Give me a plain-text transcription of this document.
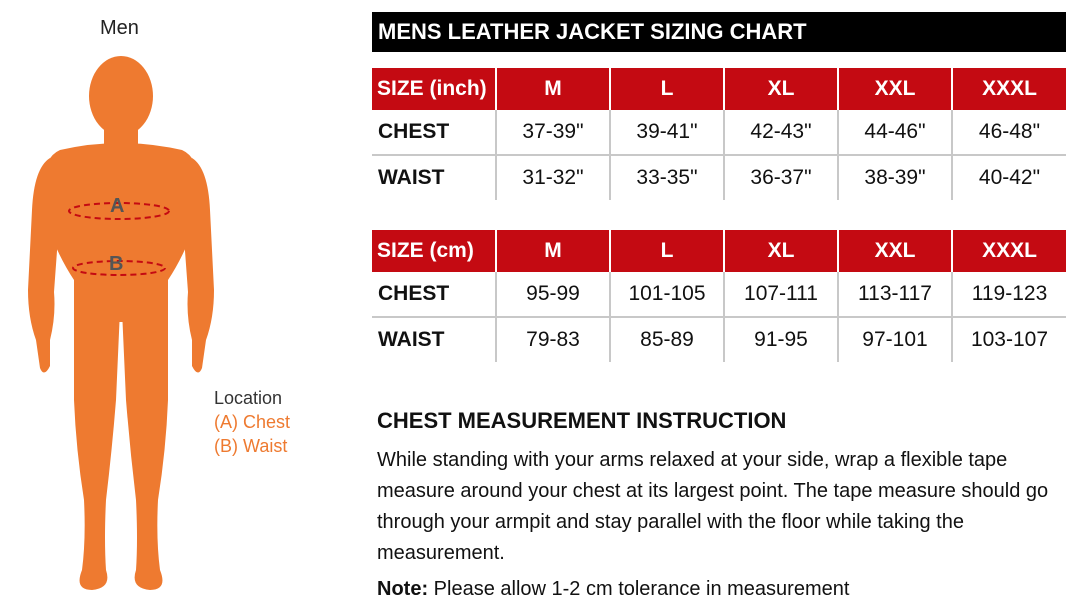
Men
A
B
Location
(A) Chest
(B) Waist
MENS LEATHER JACKET SIZING CHART
SIZE (inch)	M	L	XL	XXL	XXXL
CHEST	37-39"	39-41"	42-43"	44-46"	46-48"
WAIST	31-32"	33-35"	36-37"	38-39"	40-42"
SIZE (cm)	M	L	XL	XXL	XXXL
CHEST	95-99	101-105	107-111	113-117	119-123
WAIST	79-83	85-89	91-95	97-101	103-107
CHEST MEASUREMENT INSTRUCTION
While standing with your arms relaxed at your side, wrap a flexible tape measure around your chest at its largest point. The tape measure should go through your armpit and stay parallel with the floor while taking the measurement.
Note: Please allow 1-2 cm tolerance in measurement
════
Given request>
Reproduce the material above verbatim; omit every picture.

Answer to this problem>
Give me a plain-text transcription of this document.
Men
A
B
Location
(A) Chest
(B) Waist
MENS LEATHER JACKET SIZING CHART
SIZE (inch)	M	L	XL	XXL	XXXL
CHEST	37-39"	39-41"	42-43"	44-46"	46-48"
WAIST	31-32"	33-35"	36-37"	38-39"	40-42"
SIZE (cm)	M	L	XL	XXL	XXXL
CHEST	95-99	101-105	107-111	113-117	119-123
WAIST	79-83	85-89	91-95	97-101	103-107
CHEST MEASUREMENT INSTRUCTION
While standing with your arms relaxed at your side, wrap a flexible tape measure around your chest at its largest point. The tape measure should go through your armpit and stay parallel with the floor while taking the measurement.
Note: Please allow 1-2 cm tolerance in measurement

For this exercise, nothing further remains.